■ Directive: Every line containing the word "bernyanyi" needs to be found and copied.

Stored entries
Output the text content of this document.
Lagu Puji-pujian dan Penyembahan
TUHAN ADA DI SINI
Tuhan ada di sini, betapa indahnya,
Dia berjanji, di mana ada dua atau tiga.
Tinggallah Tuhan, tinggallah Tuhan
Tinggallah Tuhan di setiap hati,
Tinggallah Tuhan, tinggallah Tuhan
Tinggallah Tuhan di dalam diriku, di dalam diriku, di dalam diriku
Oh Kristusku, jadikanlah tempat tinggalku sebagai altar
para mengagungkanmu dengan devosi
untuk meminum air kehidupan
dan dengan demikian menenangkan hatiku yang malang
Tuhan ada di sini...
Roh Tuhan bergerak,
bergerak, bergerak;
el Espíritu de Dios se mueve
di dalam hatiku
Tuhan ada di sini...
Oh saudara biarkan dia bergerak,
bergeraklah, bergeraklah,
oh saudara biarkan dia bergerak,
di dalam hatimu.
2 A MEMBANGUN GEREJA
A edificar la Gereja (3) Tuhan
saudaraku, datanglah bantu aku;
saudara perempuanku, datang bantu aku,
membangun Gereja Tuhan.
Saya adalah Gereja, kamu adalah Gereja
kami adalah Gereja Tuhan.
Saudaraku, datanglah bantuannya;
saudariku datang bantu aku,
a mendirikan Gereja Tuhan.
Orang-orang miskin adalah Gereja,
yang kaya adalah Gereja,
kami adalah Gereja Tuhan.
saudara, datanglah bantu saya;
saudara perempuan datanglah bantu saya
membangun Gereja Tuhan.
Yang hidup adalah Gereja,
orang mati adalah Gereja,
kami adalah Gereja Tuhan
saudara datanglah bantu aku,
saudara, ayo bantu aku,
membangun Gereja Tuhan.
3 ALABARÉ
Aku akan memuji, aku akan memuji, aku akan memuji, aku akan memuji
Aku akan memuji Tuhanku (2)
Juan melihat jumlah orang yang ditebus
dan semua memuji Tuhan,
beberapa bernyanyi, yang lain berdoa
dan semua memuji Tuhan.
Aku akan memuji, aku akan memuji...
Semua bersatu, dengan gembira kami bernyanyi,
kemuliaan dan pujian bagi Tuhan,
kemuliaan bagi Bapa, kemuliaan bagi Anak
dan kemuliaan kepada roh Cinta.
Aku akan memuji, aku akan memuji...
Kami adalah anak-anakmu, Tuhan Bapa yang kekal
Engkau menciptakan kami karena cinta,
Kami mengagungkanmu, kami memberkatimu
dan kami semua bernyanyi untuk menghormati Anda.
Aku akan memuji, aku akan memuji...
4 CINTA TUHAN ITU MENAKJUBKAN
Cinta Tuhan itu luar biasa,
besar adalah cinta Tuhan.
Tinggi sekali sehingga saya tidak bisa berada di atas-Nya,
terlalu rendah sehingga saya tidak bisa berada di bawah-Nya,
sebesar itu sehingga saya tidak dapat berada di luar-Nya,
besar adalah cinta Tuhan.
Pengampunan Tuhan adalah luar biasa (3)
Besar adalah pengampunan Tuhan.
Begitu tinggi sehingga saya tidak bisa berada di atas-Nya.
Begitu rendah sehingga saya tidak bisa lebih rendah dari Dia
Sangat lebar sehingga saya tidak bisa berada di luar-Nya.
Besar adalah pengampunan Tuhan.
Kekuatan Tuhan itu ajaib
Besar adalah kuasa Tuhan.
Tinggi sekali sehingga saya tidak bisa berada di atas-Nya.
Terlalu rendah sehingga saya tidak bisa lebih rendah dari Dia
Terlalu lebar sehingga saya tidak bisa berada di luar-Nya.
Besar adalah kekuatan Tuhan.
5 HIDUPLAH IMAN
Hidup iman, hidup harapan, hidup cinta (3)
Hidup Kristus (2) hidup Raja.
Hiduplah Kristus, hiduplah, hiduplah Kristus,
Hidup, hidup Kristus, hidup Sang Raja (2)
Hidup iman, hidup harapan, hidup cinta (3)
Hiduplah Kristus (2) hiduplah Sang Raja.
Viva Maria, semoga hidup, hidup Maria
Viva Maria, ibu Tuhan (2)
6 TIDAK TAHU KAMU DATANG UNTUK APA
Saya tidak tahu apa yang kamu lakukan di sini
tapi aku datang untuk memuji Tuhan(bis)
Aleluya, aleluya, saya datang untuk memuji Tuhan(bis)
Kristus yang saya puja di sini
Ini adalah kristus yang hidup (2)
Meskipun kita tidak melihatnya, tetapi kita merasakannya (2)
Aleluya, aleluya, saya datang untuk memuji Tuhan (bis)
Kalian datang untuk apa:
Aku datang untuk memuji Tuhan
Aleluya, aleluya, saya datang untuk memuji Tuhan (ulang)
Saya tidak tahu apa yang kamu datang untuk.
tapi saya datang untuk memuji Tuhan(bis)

■ Full solution:
beberapa bernyanyi, yang lain berdoa
Semua bersatu, dengan gembira kami bernyanyi,
dan kami semua bernyanyi untuk menghormati Anda.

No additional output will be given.